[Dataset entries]
------------------------------------------------------------------------
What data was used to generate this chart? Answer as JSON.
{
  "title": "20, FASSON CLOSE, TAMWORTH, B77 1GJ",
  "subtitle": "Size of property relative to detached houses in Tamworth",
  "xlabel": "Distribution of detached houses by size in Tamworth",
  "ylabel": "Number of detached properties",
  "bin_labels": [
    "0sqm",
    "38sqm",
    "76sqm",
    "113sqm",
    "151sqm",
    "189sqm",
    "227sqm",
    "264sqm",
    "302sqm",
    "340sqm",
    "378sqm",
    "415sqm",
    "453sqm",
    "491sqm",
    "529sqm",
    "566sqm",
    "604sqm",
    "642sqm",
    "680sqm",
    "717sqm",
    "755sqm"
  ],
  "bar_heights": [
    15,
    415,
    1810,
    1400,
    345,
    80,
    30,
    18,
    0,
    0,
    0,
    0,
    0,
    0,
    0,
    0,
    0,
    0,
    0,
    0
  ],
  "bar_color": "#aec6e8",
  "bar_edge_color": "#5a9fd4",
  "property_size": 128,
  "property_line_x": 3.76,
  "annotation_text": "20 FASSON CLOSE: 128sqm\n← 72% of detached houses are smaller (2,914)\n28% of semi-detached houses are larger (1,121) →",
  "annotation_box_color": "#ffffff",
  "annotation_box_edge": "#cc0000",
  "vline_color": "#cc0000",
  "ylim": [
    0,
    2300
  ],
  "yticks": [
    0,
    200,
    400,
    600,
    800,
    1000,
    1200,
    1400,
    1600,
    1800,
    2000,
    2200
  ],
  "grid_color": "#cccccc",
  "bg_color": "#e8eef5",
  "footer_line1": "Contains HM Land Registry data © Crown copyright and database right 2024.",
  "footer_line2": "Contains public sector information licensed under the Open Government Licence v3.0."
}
------------------------------------------------------------------------
Print out all the entries precisely as written.

What data was used to generate this chart? Answer as JSON.
{
  "title": "20, FASSON CLOSE, TAMWORTH, B77 1GJ",
  "subtitle": "Size of property relative to detached houses in Tamworth",
  "xlabel": "Distribution of detached houses by size in Tamworth",
  "ylabel": "Number of detached properties",
  "bin_labels": [
    "0sqm",
    "38sqm",
    "76sqm",
    "113sqm",
    "151sqm",
    "189sqm",
    "227sqm",
    "264sqm",
    "302sqm",
    "340sqm",
    "378sqm",
    "415sqm",
    "453sqm",
    "491sqm",
    "529sqm",
    "566sqm",
    "604sqm",
    "642sqm",
    "680sqm",
    "717sqm",
    "755sqm"
  ],
  "bar_heights": [
    15,
    415,
    1810,
    1400,
    345,
    80,
    30,
    18,
    0,
    0,
    0,
    0,
    0,
    0,
    0,
    0,
    0,
    0,
    0,
    0
  ],
  "bar_color": "#aec6e8",
  "bar_edge_color": "#5a9fd4",
  "property_size": 128,
  "property_line_x": 3.76,
  "annotation_text": "20 FASSON CLOSE: 128sqm\n← 72% of detached houses are smaller (2,914)\n28% of semi-detached houses are larger (1,121) →",
  "annotation_box_color": "#ffffff",
  "annotation_box_edge": "#cc0000",
  "vline_color": "#cc0000",
  "ylim": [
    0,
    2300
  ],
  "yticks": [
    0,
    200,
    400,
    600,
    800,
    1000,
    1200,
    1400,
    1600,
    1800,
    2000,
    2200
  ],
  "grid_color": "#cccccc",
  "bg_color": "#e8eef5",
  "footer_line1": "Contains HM Land Registry data © Crown copyright and database right 2024.",
  "footer_line2": "Contains public sector information licensed under the Open Government Licence v3.0."
}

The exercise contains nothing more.